* [What the exercise asks]: Gather all lines in the data that hold the string "name".

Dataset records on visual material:
+ + +

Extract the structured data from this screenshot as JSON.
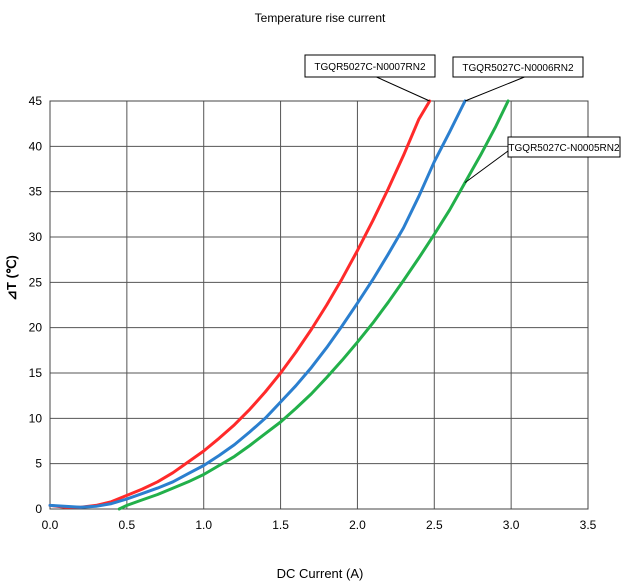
{
  "chart_data": {
    "type": "line",
    "title": "Temperature rise  current",
    "xlabel": "DC Current (A)",
    "ylabel": "⊿T (℃)",
    "xlim": [
      0,
      3.5
    ],
    "ylim": [
      0,
      45
    ],
    "xticks": [
      "0.0",
      "0.5",
      "1.0",
      "1.5",
      "2.0",
      "2.5",
      "3.0",
      "3.5"
    ],
    "yticks": [
      "0",
      "5",
      "10",
      "15",
      "20",
      "25",
      "30",
      "35",
      "40",
      "45"
    ],
    "grid": true,
    "legend": "callouts",
    "series": [
      {
        "name": "TGQR5027C-N0007RN2",
        "color": "#ff2a2a",
        "x": [
          0,
          0.1,
          0.2,
          0.3,
          0.4,
          0.5,
          0.6,
          0.7,
          0.8,
          0.9,
          1.0,
          1.1,
          1.2,
          1.3,
          1.4,
          1.5,
          1.6,
          1.7,
          1.8,
          1.9,
          2.0,
          2.1,
          2.2,
          2.3,
          2.4,
          2.47
        ],
        "y": [
          0.4,
          0.2,
          0.2,
          0.4,
          0.8,
          1.5,
          2.2,
          3.0,
          4.0,
          5.2,
          6.4,
          7.8,
          9.3,
          11.0,
          12.9,
          15.0,
          17.3,
          19.8,
          22.5,
          25.4,
          28.5,
          31.8,
          35.3,
          39.0,
          43.0,
          45.0
        ]
      },
      {
        "name": "TGQR5027C-N0006RN2",
        "color": "#2b7fcf",
        "x": [
          0,
          0.2,
          0.3,
          0.4,
          0.5,
          0.6,
          0.7,
          0.8,
          0.9,
          1.0,
          1.1,
          1.2,
          1.3,
          1.4,
          1.5,
          1.6,
          1.7,
          1.8,
          1.9,
          2.0,
          2.1,
          2.2,
          2.3,
          2.4,
          2.5,
          2.6,
          2.7
        ],
        "y": [
          0.4,
          0.2,
          0.3,
          0.6,
          1.1,
          1.7,
          2.3,
          3.0,
          3.9,
          4.8,
          5.9,
          7.1,
          8.5,
          10.0,
          11.8,
          13.6,
          15.6,
          17.8,
          20.2,
          22.7,
          25.3,
          28.1,
          31.0,
          34.5,
          38.3,
          41.6,
          45.0
        ]
      },
      {
        "name": "TGQR5027C-N0005RN2",
        "color": "#22b04a",
        "x": [
          0.45,
          0.5,
          0.6,
          0.7,
          0.8,
          0.9,
          1.0,
          1.1,
          1.2,
          1.3,
          1.4,
          1.5,
          1.6,
          1.7,
          1.8,
          1.9,
          2.0,
          2.1,
          2.2,
          2.3,
          2.4,
          2.5,
          2.6,
          2.7,
          2.8,
          2.9,
          2.98
        ],
        "y": [
          0.0,
          0.4,
          1.0,
          1.6,
          2.3,
          3.0,
          3.8,
          4.8,
          5.8,
          7.0,
          8.3,
          9.6,
          11.1,
          12.7,
          14.5,
          16.4,
          18.4,
          20.5,
          22.8,
          25.2,
          27.7,
          30.3,
          33.0,
          36.0,
          39.0,
          42.2,
          45.0
        ]
      }
    ],
    "callouts": [
      {
        "series": 0,
        "text": "TGQR5027C-N0007RN2"
      },
      {
        "series": 1,
        "text": "TGQR5027C-N0006RN2"
      },
      {
        "series": 2,
        "text": "TGQR5027C-N0005RN2"
      }
    ]
  }
}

+ + +

* [Problem solution]:
        "name": "TGQR5027C-N0007RN2",
        "name": "TGQR5027C-N0006RN2",
        "name": "TGQR5027C-N0005RN2",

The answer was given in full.